- [Instructions for the task]: Collect all lines from the listing that include the string "النساء".

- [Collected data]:
════════════════════

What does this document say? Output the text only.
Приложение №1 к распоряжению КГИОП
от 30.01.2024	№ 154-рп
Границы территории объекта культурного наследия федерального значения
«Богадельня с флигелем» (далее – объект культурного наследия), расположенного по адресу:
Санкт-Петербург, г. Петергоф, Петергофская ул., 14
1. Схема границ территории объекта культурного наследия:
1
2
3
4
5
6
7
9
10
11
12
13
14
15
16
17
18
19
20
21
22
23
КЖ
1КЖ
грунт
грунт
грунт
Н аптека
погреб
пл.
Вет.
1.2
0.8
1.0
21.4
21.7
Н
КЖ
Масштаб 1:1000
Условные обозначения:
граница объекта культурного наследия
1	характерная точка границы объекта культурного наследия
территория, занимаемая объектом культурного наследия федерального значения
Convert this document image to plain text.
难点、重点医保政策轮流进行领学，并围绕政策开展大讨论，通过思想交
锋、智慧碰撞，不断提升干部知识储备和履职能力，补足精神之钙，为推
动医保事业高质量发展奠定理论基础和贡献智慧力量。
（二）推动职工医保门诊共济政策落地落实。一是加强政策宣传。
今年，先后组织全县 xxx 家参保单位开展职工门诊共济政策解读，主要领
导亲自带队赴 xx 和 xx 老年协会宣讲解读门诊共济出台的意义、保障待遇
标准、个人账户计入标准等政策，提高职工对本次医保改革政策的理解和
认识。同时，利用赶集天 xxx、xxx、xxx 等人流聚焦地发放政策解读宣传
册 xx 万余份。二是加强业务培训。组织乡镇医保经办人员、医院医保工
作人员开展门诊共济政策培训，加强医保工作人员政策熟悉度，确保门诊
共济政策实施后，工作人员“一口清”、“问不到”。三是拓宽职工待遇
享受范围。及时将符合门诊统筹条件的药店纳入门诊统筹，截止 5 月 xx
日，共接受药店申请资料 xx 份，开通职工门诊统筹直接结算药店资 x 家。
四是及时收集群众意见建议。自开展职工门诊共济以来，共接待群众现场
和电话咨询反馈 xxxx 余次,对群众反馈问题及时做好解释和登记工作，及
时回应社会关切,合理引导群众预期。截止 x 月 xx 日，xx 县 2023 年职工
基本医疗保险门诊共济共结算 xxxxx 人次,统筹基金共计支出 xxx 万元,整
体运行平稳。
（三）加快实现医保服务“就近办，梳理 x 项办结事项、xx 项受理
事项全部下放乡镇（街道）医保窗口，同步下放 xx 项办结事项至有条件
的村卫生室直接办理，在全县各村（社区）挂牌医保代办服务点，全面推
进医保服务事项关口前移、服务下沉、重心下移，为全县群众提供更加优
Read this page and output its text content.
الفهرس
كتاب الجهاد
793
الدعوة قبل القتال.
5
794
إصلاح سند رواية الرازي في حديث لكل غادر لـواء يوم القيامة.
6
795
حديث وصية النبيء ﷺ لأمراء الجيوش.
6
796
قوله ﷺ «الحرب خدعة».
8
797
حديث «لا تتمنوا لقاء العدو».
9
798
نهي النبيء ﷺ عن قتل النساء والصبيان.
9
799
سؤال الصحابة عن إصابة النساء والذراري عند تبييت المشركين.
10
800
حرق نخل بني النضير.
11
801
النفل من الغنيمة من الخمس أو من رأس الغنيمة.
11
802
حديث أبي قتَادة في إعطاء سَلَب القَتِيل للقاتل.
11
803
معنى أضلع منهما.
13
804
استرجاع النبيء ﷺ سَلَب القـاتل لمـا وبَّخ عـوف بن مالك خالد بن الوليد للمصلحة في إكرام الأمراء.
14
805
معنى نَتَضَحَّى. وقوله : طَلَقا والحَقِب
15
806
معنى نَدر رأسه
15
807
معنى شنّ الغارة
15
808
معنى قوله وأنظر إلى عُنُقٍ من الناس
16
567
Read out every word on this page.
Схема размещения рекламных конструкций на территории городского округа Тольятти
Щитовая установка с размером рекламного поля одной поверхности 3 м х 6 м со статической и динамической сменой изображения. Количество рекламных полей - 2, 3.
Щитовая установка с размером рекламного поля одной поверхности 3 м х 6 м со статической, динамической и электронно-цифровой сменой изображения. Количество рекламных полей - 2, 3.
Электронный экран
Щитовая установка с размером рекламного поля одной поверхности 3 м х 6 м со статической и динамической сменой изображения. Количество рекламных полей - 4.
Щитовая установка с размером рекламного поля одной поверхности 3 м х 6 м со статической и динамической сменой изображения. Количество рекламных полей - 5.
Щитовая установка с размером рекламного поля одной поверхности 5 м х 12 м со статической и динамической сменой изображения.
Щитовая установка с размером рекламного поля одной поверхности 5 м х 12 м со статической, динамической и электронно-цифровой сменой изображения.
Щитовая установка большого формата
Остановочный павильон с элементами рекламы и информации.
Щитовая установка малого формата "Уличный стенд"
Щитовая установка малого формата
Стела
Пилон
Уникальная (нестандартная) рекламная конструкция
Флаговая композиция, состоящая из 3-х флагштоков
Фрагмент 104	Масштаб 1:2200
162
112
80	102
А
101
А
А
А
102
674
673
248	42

════════════════════

- [Result of the task]:
نهي النبيء ﷺ عن قتل النساء والصبيان.
سؤال الصحابة عن إصابة النساء والذراري عند تبييت المشركين.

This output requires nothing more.